## Begin Entries supplied
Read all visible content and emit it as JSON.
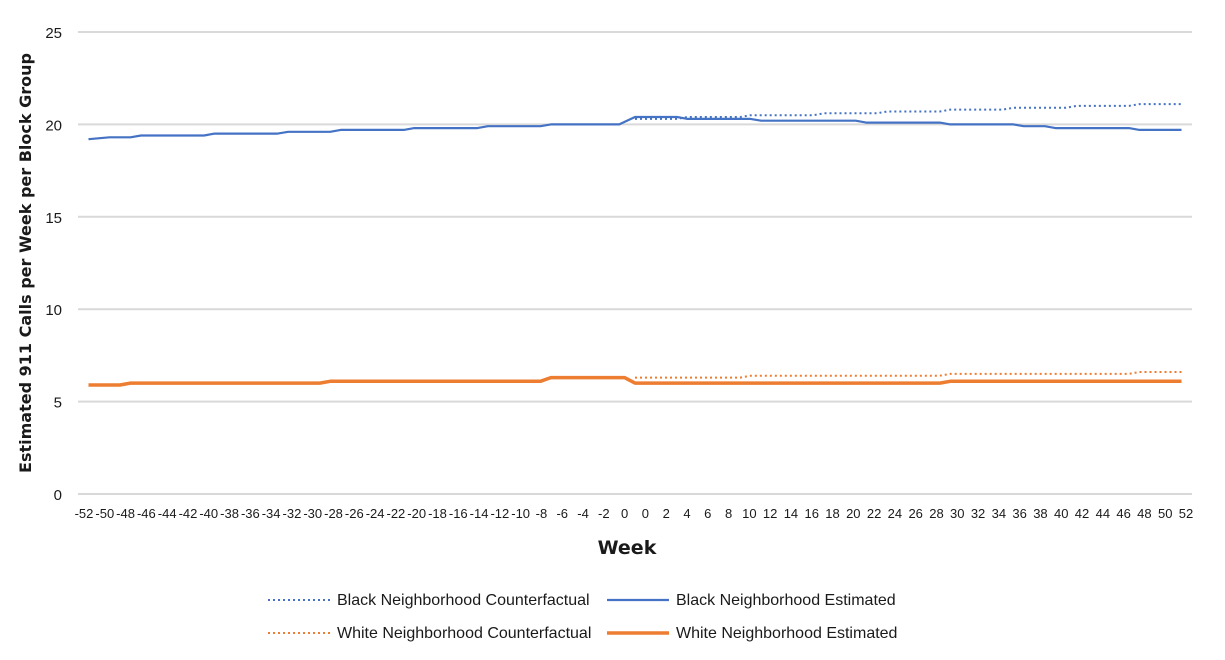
{
  "chart_data": {
    "type": "line",
    "title": "",
    "xlabel": "Week",
    "ylabel": "Estimated 911 Calls per Week per Block Group",
    "ylim": [
      0,
      25
    ],
    "yticks": [
      0,
      5,
      10,
      15,
      20,
      25
    ],
    "xlim": [
      -53,
      53
    ],
    "xtick_labels": [
      "-52",
      "-50",
      "-48",
      "-46",
      "-44",
      "-42",
      "-40",
      "-38",
      "-36",
      "-34",
      "-32",
      "-30",
      "-28",
      "-26",
      "-24",
      "-22",
      "-20",
      "-18",
      "-16",
      "-14",
      "-12",
      "-10",
      "-8",
      "-6",
      "-4",
      "-2",
      "0",
      "0",
      "2",
      "4",
      "6",
      "8",
      "10",
      "12",
      "14",
      "16",
      "18",
      "20",
      "22",
      "24",
      "26",
      "28",
      "30",
      "32",
      "34",
      "36",
      "38",
      "40",
      "42",
      "44",
      "46",
      "48",
      "50",
      "52"
    ],
    "grid": "horizontal",
    "legend_position": "bottom",
    "series": [
      {
        "name": "Black Neighborhood Counterfactual",
        "color": "#4472c4",
        "style": "dotted",
        "points": [
          [
            0,
            20.3
          ],
          [
            4,
            20.3
          ],
          [
            5,
            20.4
          ],
          [
            10,
            20.4
          ],
          [
            11,
            20.5
          ],
          [
            17,
            20.5
          ],
          [
            18,
            20.6
          ],
          [
            23,
            20.6
          ],
          [
            24,
            20.7
          ],
          [
            29,
            20.7
          ],
          [
            30,
            20.8
          ],
          [
            35,
            20.8
          ],
          [
            36,
            20.9
          ],
          [
            41,
            20.9
          ],
          [
            42,
            21.0
          ],
          [
            47,
            21.0
          ],
          [
            48,
            21.1
          ],
          [
            52,
            21.1
          ]
        ]
      },
      {
        "name": "Black Neighborhood Estimated",
        "color": "#4472c4",
        "style": "solid",
        "points": [
          [
            -52,
            19.2
          ],
          [
            -50,
            19.3
          ],
          [
            -48,
            19.3
          ],
          [
            -47,
            19.4
          ],
          [
            -41,
            19.4
          ],
          [
            -40,
            19.5
          ],
          [
            -34,
            19.5
          ],
          [
            -33,
            19.6
          ],
          [
            -29,
            19.6
          ],
          [
            -28,
            19.7
          ],
          [
            -22,
            19.7
          ],
          [
            -21,
            19.8
          ],
          [
            -15,
            19.8
          ],
          [
            -14,
            19.9
          ],
          [
            -9,
            19.9
          ],
          [
            -8,
            20.0
          ],
          [
            -2,
            20.0
          ],
          [
            -1.5,
            20.0
          ],
          [
            0,
            20.4
          ],
          [
            4,
            20.4
          ],
          [
            5,
            20.3
          ],
          [
            11,
            20.3
          ],
          [
            12,
            20.2
          ],
          [
            21,
            20.2
          ],
          [
            22,
            20.1
          ],
          [
            29,
            20.1
          ],
          [
            30,
            20.0
          ],
          [
            36,
            20.0
          ],
          [
            37,
            19.9
          ],
          [
            39,
            19.9
          ],
          [
            40,
            19.8
          ],
          [
            47,
            19.8
          ],
          [
            48,
            19.7
          ],
          [
            52,
            19.7
          ]
        ]
      },
      {
        "name": "White Neighborhood Counterfactual",
        "color": "#ed7d31",
        "style": "dotted",
        "points": [
          [
            0,
            6.3
          ],
          [
            10,
            6.3
          ],
          [
            11,
            6.4
          ],
          [
            29,
            6.4
          ],
          [
            30,
            6.5
          ],
          [
            47,
            6.5
          ],
          [
            48,
            6.6
          ],
          [
            52,
            6.6
          ]
        ]
      },
      {
        "name": "White Neighborhood Estimated",
        "color": "#ed7d31",
        "style": "solid",
        "points": [
          [
            -52,
            5.9
          ],
          [
            -51,
            5.9
          ],
          [
            -49,
            5.9
          ],
          [
            -48,
            6.0
          ],
          [
            -31,
            6.0
          ],
          [
            -30,
            6.0
          ],
          [
            -29,
            6.1
          ],
          [
            -10,
            6.1
          ],
          [
            -9,
            6.1
          ],
          [
            -8,
            6.3
          ],
          [
            -1,
            6.3
          ],
          [
            -1,
            6.3
          ],
          [
            0,
            6.0
          ],
          [
            29,
            6.0
          ],
          [
            30,
            6.1
          ],
          [
            52,
            6.1
          ]
        ]
      }
    ]
  }
}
## End Entries supplied
- Written problem:
Each line of the data is to be duplicated exactly; pictures stay out of the copy.

- Written solution:
Read all visible content and emit it as JSON.
{
  "chart_data": {
    "type": "line",
    "title": "",
    "xlabel": "Week",
    "ylabel": "Estimated 911 Calls per Week per Block Group",
    "ylim": [
      0,
      25
    ],
    "yticks": [
      0,
      5,
      10,
      15,
      20,
      25
    ],
    "xlim": [
      -53,
      53
    ],
    "xtick_labels": [
      "-52",
      "-50",
      "-48",
      "-46",
      "-44",
      "-42",
      "-40",
      "-38",
      "-36",
      "-34",
      "-32",
      "-30",
      "-28",
      "-26",
      "-24",
      "-22",
      "-20",
      "-18",
      "-16",
      "-14",
      "-12",
      "-10",
      "-8",
      "-6",
      "-4",
      "-2",
      "0",
      "0",
      "2",
      "4",
      "6",
      "8",
      "10",
      "12",
      "14",
      "16",
      "18",
      "20",
      "22",
      "24",
      "26",
      "28",
      "30",
      "32",
      "34",
      "36",
      "38",
      "40",
      "42",
      "44",
      "46",
      "48",
      "50",
      "52"
    ],
    "grid": "horizontal",
    "legend_position": "bottom",
    "series": [
      {
        "name": "Black Neighborhood Counterfactual",
        "color": "#4472c4",
        "style": "dotted",
        "points": [
          [
            0,
            20.3
          ],
          [
            4,
            20.3
          ],
          [
            5,
            20.4
          ],
          [
            10,
            20.4
          ],
          [
            11,
            20.5
          ],
          [
            17,
            20.5
          ],
          [
            18,
            20.6
          ],
          [
            23,
            20.6
          ],
          [
            24,
            20.7
          ],
          [
            29,
            20.7
          ],
          [
            30,
            20.8
          ],
          [
            35,
            20.8
          ],
          [
            36,
            20.9
          ],
          [
            41,
            20.9
          ],
          [
            42,
            21.0
          ],
          [
            47,
            21.0
          ],
          [
            48,
            21.1
          ],
          [
            52,
            21.1
          ]
        ]
      },
      {
        "name": "Black Neighborhood Estimated",
        "color": "#4472c4",
        "style": "solid",
        "points": [
          [
            -52,
            19.2
          ],
          [
            -50,
            19.3
          ],
          [
            -48,
            19.3
          ],
          [
            -47,
            19.4
          ],
          [
            -41,
            19.4
          ],
          [
            -40,
            19.5
          ],
          [
            -34,
            19.5
          ],
          [
            -33,
            19.6
          ],
          [
            -29,
            19.6
          ],
          [
            -28,
            19.7
          ],
          [
            -22,
            19.7
          ],
          [
            -21,
            19.8
          ],
          [
            -15,
            19.8
          ],
          [
            -14,
            19.9
          ],
          [
            -9,
            19.9
          ],
          [
            -8,
            20.0
          ],
          [
            -2,
            20.0
          ],
          [
            -1.5,
            20.0
          ],
          [
            0,
            20.4
          ],
          [
            4,
            20.4
          ],
          [
            5,
            20.3
          ],
          [
            11,
            20.3
          ],
          [
            12,
            20.2
          ],
          [
            21,
            20.2
          ],
          [
            22,
            20.1
          ],
          [
            29,
            20.1
          ],
          [
            30,
            20.0
          ],
          [
            36,
            20.0
          ],
          [
            37,
            19.9
          ],
          [
            39,
            19.9
          ],
          [
            40,
            19.8
          ],
          [
            47,
            19.8
          ],
          [
            48,
            19.7
          ],
          [
            52,
            19.7
          ]
        ]
      },
      {
        "name": "White Neighborhood Counterfactual",
        "color": "#ed7d31",
        "style": "dotted",
        "points": [
          [
            0,
            6.3
          ],
          [
            10,
            6.3
          ],
          [
            11,
            6.4
          ],
          [
            29,
            6.4
          ],
          [
            30,
            6.5
          ],
          [
            47,
            6.5
          ],
          [
            48,
            6.6
          ],
          [
            52,
            6.6
          ]
        ]
      },
      {
        "name": "White Neighborhood Estimated",
        "color": "#ed7d31",
        "style": "solid",
        "points": [
          [
            -52,
            5.9
          ],
          [
            -51,
            5.9
          ],
          [
            -49,
            5.9
          ],
          [
            -48,
            6.0
          ],
          [
            -31,
            6.0
          ],
          [
            -30,
            6.0
          ],
          [
            -29,
            6.1
          ],
          [
            -10,
            6.1
          ],
          [
            -9,
            6.1
          ],
          [
            -8,
            6.3
          ],
          [
            -1,
            6.3
          ],
          [
            -1,
            6.3
          ],
          [
            0,
            6.0
          ],
          [
            29,
            6.0
          ],
          [
            30,
            6.1
          ],
          [
            52,
            6.1
          ]
        ]
      }
    ]
  }
}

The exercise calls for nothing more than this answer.